→ **WHAT IS REQUIRED**
Find the line containing "Enumerate this screenshot's" in the entries; transcribe it and all remaining lines through the end, exactly as they appear, but not the pictures.

→ **INPUT MATERIAL**

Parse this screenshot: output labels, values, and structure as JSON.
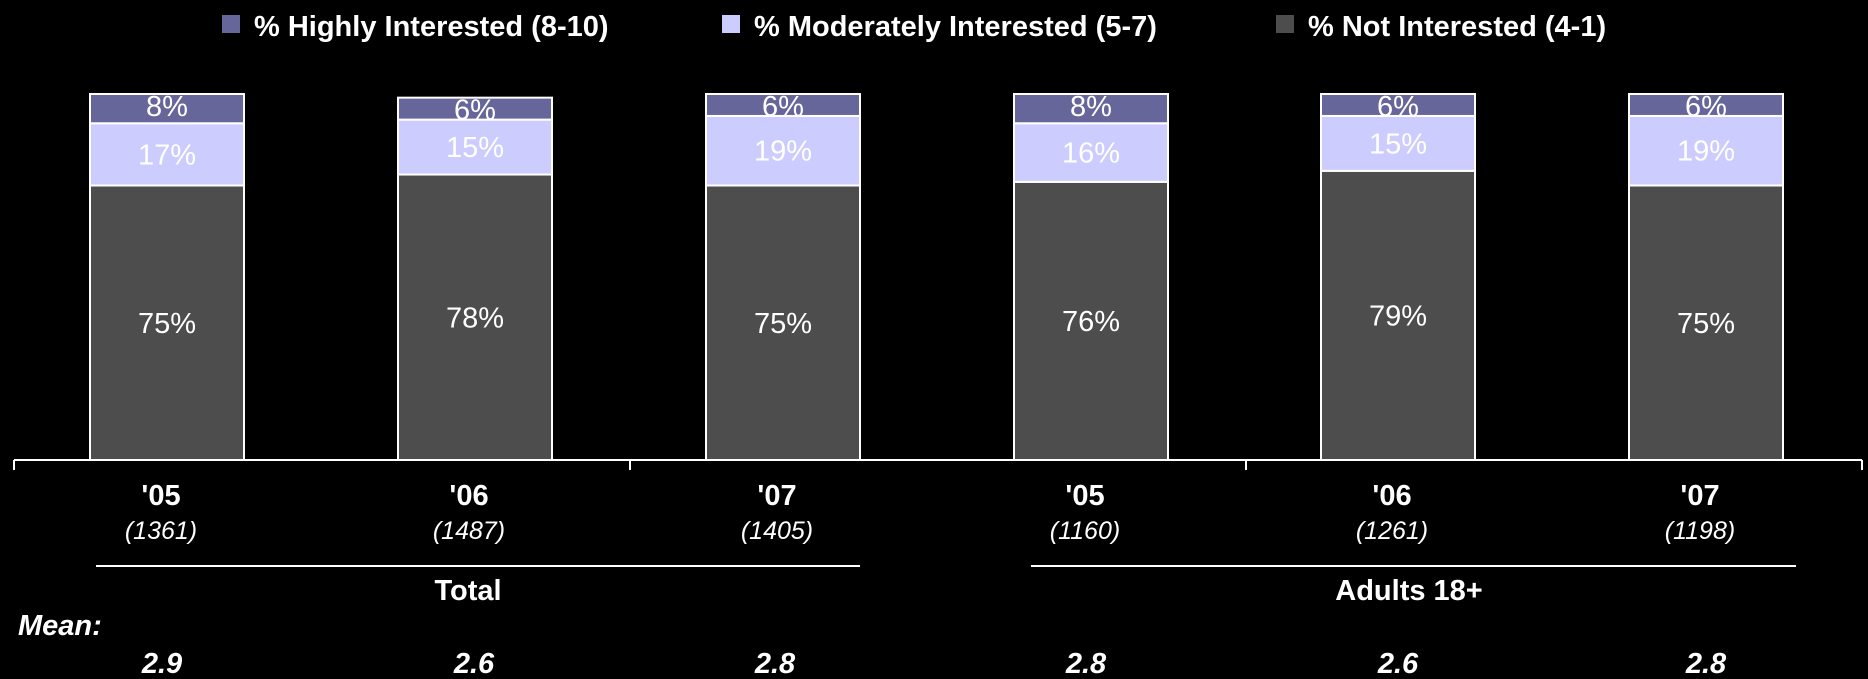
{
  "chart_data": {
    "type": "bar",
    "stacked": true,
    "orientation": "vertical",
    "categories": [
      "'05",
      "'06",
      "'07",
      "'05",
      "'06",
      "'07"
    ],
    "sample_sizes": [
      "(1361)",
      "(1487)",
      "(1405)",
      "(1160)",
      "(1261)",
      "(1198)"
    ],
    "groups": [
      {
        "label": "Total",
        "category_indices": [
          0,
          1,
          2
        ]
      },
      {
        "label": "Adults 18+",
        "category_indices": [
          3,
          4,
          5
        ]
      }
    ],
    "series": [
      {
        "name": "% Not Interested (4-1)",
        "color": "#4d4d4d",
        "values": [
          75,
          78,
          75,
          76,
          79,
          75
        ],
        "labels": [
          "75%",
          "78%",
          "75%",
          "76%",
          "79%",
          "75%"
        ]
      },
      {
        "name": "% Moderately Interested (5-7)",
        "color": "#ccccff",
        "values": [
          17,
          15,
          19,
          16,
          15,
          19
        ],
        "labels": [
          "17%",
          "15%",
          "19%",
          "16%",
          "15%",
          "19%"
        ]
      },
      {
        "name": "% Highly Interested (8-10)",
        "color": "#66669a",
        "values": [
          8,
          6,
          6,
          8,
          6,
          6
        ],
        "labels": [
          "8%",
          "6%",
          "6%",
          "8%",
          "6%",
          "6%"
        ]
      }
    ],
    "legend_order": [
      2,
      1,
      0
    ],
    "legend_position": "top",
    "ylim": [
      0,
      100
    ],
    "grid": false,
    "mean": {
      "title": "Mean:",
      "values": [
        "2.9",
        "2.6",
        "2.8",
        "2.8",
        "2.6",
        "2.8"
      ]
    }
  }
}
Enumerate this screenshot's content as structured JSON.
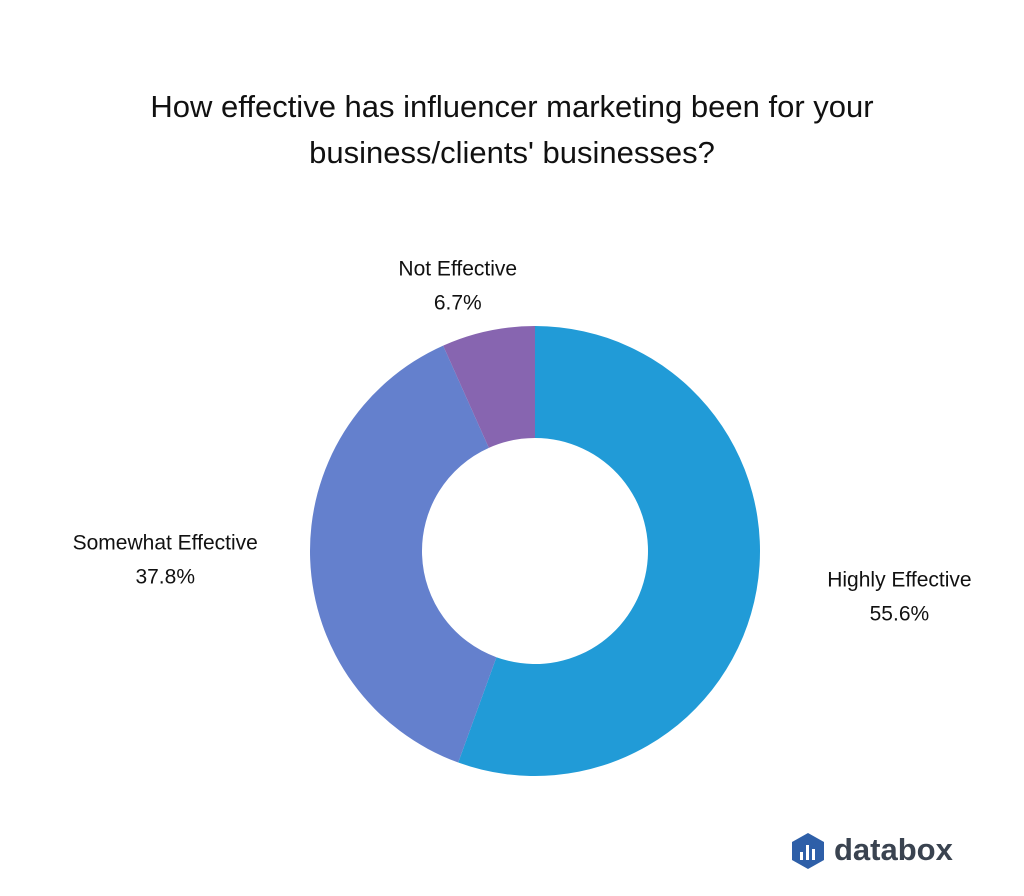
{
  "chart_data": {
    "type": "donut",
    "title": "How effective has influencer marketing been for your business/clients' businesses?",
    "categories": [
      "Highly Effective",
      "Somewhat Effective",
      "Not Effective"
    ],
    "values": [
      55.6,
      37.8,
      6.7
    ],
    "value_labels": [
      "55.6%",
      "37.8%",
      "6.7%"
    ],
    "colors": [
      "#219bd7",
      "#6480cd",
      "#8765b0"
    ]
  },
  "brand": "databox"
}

→ **SOLUTION TO THE PROBLEM**
Enumerate this screenshot's content as structured JSON.
{
  "chart_data": {
    "type": "donut",
    "title": "How effective has influencer marketing been for your business/clients' businesses?",
    "categories": [
      "Highly Effective",
      "Somewhat Effective",
      "Not Effective"
    ],
    "values": [
      55.6,
      37.8,
      6.7
    ],
    "value_labels": [
      "55.6%",
      "37.8%",
      "6.7%"
    ],
    "colors": [
      "#219bd7",
      "#6480cd",
      "#8765b0"
    ]
  },
  "brand": "databox"
}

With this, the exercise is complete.